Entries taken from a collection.
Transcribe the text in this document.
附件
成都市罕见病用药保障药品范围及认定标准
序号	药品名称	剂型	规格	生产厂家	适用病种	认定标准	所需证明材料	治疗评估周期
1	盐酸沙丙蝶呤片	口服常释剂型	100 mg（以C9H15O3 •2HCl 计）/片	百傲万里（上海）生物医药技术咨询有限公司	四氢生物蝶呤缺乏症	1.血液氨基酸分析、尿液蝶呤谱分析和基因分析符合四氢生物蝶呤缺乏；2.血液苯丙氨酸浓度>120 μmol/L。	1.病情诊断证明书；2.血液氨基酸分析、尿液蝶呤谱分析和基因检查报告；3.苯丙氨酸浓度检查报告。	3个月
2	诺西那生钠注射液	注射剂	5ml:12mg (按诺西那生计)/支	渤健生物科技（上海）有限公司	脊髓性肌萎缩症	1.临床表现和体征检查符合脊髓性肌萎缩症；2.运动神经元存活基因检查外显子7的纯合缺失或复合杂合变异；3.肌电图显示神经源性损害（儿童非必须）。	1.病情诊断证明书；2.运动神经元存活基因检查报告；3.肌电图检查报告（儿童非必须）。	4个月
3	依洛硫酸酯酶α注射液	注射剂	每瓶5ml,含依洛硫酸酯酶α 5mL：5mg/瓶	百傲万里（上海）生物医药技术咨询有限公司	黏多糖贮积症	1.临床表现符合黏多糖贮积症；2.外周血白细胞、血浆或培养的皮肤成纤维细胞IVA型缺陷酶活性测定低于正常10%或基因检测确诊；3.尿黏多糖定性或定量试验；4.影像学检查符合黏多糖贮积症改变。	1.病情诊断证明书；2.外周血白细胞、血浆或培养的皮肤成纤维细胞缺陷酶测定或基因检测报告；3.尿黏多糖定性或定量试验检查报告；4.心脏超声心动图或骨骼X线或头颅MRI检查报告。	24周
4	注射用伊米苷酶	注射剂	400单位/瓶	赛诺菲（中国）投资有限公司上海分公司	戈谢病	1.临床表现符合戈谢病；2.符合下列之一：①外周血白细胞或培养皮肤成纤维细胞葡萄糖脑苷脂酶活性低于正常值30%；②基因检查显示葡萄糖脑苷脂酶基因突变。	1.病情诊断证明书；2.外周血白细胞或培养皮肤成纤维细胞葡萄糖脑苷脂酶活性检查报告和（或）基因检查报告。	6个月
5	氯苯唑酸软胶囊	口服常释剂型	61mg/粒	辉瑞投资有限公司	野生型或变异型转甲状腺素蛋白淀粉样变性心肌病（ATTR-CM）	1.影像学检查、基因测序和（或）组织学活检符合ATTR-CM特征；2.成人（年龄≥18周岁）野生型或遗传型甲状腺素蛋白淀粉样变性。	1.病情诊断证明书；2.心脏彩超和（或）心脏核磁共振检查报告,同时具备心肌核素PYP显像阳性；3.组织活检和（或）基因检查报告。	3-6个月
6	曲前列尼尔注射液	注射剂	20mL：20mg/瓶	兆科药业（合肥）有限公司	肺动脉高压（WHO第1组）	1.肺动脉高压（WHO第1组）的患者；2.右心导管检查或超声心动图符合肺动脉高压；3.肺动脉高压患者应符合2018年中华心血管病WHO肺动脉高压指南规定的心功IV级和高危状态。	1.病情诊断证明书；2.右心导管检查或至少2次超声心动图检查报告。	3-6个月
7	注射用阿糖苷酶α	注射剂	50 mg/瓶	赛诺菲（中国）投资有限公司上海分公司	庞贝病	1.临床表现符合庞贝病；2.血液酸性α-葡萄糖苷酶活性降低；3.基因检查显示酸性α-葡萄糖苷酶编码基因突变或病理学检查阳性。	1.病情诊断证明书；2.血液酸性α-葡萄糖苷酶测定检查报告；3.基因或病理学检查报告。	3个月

PROBLEM DESCRIPTION.
Please restate the records in full, word for word.

SOLUTION FOR THIS EXERCISE.
Transcribe the text in this document.
附件
成都市罕见病用药保障药品范围及认定标准
序号	药品名称	剂型	规格	生产厂家	适用病种	认定标准	所需证明材料	治疗评估周期
1	盐酸沙丙蝶呤片	口服常释剂型	100 mg（以C9H15O3 •2HCl 计）/片	百傲万里（上海）生物医药技术咨询有限公司	四氢生物蝶呤缺乏症	1.血液氨基酸分析、尿液蝶呤谱分析和基因分析符合四氢生物蝶呤缺乏；2.血液苯丙氨酸浓度>120 μmol/L。	1.病情诊断证明书；2.血液氨基酸分析、尿液蝶呤谱分析和基因检查报告；3.苯丙氨酸浓度检查报告。	3个月
2	诺西那生钠注射液	注射剂	5ml:12mg (按诺西那生计)/支	渤健生物科技（上海）有限公司	脊髓性肌萎缩症	1.临床表现和体征检查符合脊髓性肌萎缩症；2.运动神经元存活基因检查外显子7的纯合缺失或复合杂合变异；3.肌电图显示神经源性损害（儿童非必须）。	1.病情诊断证明书；2.运动神经元存活基因检查报告；3.肌电图检查报告（儿童非必须）。	4个月
3	依洛硫酸酯酶α注射液	注射剂	每瓶5ml,含依洛硫酸酯酶α 5mL：5mg/瓶	百傲万里（上海）生物医药技术咨询有限公司	黏多糖贮积症	1.临床表现符合黏多糖贮积症；2.外周血白细胞、血浆或培养的皮肤成纤维细胞IVA型缺陷酶活性测定低于正常10%或基因检测确诊；3.尿黏多糖定性或定量试验；4.影像学检查符合黏多糖贮积症改变。	1.病情诊断证明书；2.外周血白细胞、血浆或培养的皮肤成纤维细胞缺陷酶测定或基因检测报告；3.尿黏多糖定性或定量试验检查报告；4.心脏超声心动图或骨骼X线或头颅MRI检查报告。	24周
4	注射用伊米苷酶	注射剂	400单位/瓶	赛诺菲（中国）投资有限公司上海分公司	戈谢病	1.临床表现符合戈谢病；2.符合下列之一：①外周血白细胞或培养皮肤成纤维细胞葡萄糖脑苷脂酶活性低于正常值30%；②基因检查显示葡萄糖脑苷脂酶基因突变。	1.病情诊断证明书；2.外周血白细胞或培养皮肤成纤维细胞葡萄糖脑苷脂酶活性检查报告和（或）基因检查报告。	6个月
5	氯苯唑酸软胶囊	口服常释剂型	61mg/粒	辉瑞投资有限公司	野生型或变异型转甲状腺素蛋白淀粉样变性心肌病（ATTR-CM）	1.影像学检查、基因测序和（或）组织学活检符合ATTR-CM特征；2.成人（年龄≥18周岁）野生型或遗传型甲状腺素蛋白淀粉样变性。	1.病情诊断证明书；2.心脏彩超和（或）心脏核磁共振检查报告,同时具备心肌核素PYP显像阳性；3.组织活检和（或）基因检查报告。	3-6个月
6	曲前列尼尔注射液	注射剂	20mL：20mg/瓶	兆科药业（合肥）有限公司	肺动脉高压（WHO第1组）	1.肺动脉高压（WHO第1组）的患者；2.右心导管检查或超声心动图符合肺动脉高压；3.肺动脉高压患者应符合2018年中华心血管病WHO肺动脉高压指南规定的心功IV级和高危状态。	1.病情诊断证明书；2.右心导管检查或至少2次超声心动图检查报告。	3-6个月
7	注射用阿糖苷酶α	注射剂	50 mg/瓶	赛诺菲（中国）投资有限公司上海分公司	庞贝病	1.临床表现符合庞贝病；2.血液酸性α-葡萄糖苷酶活性降低；3.基因检查显示酸性α-葡萄糖苷酶编码基因突变或病理学检查阳性。	1.病情诊断证明书；2.血液酸性α-葡萄糖苷酶测定检查报告；3.基因或病理学检查报告。	3个月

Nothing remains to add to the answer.